[START OF RECORDS TO PROCESS]

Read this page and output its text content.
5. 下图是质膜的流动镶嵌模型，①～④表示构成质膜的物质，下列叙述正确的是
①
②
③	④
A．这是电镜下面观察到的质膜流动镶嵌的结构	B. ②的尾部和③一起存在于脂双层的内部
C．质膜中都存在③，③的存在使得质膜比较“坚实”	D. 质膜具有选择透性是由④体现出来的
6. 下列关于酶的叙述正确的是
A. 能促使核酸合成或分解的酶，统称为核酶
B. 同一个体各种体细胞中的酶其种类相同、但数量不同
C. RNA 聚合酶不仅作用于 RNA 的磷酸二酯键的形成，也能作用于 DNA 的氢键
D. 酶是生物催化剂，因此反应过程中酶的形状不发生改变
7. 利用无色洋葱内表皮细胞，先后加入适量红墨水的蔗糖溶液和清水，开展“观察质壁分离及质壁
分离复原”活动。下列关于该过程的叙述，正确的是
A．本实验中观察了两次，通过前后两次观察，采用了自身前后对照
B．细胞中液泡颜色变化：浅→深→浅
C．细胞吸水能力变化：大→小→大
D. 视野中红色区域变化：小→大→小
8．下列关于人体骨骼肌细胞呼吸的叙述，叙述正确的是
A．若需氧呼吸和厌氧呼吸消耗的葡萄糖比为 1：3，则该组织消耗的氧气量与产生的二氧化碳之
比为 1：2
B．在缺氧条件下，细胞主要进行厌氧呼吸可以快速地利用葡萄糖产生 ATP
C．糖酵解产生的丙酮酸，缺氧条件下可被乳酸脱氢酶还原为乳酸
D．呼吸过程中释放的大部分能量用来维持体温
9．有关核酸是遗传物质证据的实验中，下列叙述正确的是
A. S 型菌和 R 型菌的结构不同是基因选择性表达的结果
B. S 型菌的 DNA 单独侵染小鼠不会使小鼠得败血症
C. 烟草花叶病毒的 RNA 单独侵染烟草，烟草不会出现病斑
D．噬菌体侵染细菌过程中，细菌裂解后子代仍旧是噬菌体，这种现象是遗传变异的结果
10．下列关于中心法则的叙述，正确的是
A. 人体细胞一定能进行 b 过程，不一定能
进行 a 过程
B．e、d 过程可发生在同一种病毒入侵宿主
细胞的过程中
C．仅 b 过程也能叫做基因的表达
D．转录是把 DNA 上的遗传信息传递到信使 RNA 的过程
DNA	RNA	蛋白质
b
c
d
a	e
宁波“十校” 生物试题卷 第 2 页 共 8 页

[END OF RECORDS TO PROCESS]

INSTRUCTION
All of the entries above should be written out again exactly.

SOLUTION
Read this page and output its text content.
5. 下图是质膜的流动镶嵌模型，①～④表示构成质膜的物质，下列叙述正确的是
①
②
③	④
A．这是电镜下面观察到的质膜流动镶嵌的结构	B. ②的尾部和③一起存在于脂双层的内部
C．质膜中都存在③，③的存在使得质膜比较“坚实”	D. 质膜具有选择透性是由④体现出来的
6. 下列关于酶的叙述正确的是
A. 能促使核酸合成或分解的酶，统称为核酶
B. 同一个体各种体细胞中的酶其种类相同、但数量不同
C. RNA 聚合酶不仅作用于 RNA 的磷酸二酯键的形成，也能作用于 DNA 的氢键
D. 酶是生物催化剂，因此反应过程中酶的形状不发生改变
7. 利用无色洋葱内表皮细胞，先后加入适量红墨水的蔗糖溶液和清水，开展“观察质壁分离及质壁
分离复原”活动。下列关于该过程的叙述，正确的是
A．本实验中观察了两次，通过前后两次观察，采用了自身前后对照
B．细胞中液泡颜色变化：浅→深→浅
C．细胞吸水能力变化：大→小→大
D. 视野中红色区域变化：小→大→小
8．下列关于人体骨骼肌细胞呼吸的叙述，叙述正确的是
A．若需氧呼吸和厌氧呼吸消耗的葡萄糖比为 1：3，则该组织消耗的氧气量与产生的二氧化碳之
比为 1：2
B．在缺氧条件下，细胞主要进行厌氧呼吸可以快速地利用葡萄糖产生 ATP
C．糖酵解产生的丙酮酸，缺氧条件下可被乳酸脱氢酶还原为乳酸
D．呼吸过程中释放的大部分能量用来维持体温
9．有关核酸是遗传物质证据的实验中，下列叙述正确的是
A. S 型菌和 R 型菌的结构不同是基因选择性表达的结果
B. S 型菌的 DNA 单独侵染小鼠不会使小鼠得败血症
C. 烟草花叶病毒的 RNA 单独侵染烟草，烟草不会出现病斑
D．噬菌体侵染细菌过程中，细菌裂解后子代仍旧是噬菌体，这种现象是遗传变异的结果
10．下列关于中心法则的叙述，正确的是
A. 人体细胞一定能进行 b 过程，不一定能
进行 a 过程
B．e、d 过程可发生在同一种病毒入侵宿主
细胞的过程中
C．仅 b 过程也能叫做基因的表达
D．转录是把 DNA 上的遗传信息传递到信使 RNA 的过程
DNA	RNA	蛋白质
b
c
d
a	e
宁波“十校” 生物试题卷 第 2 页 共 8 页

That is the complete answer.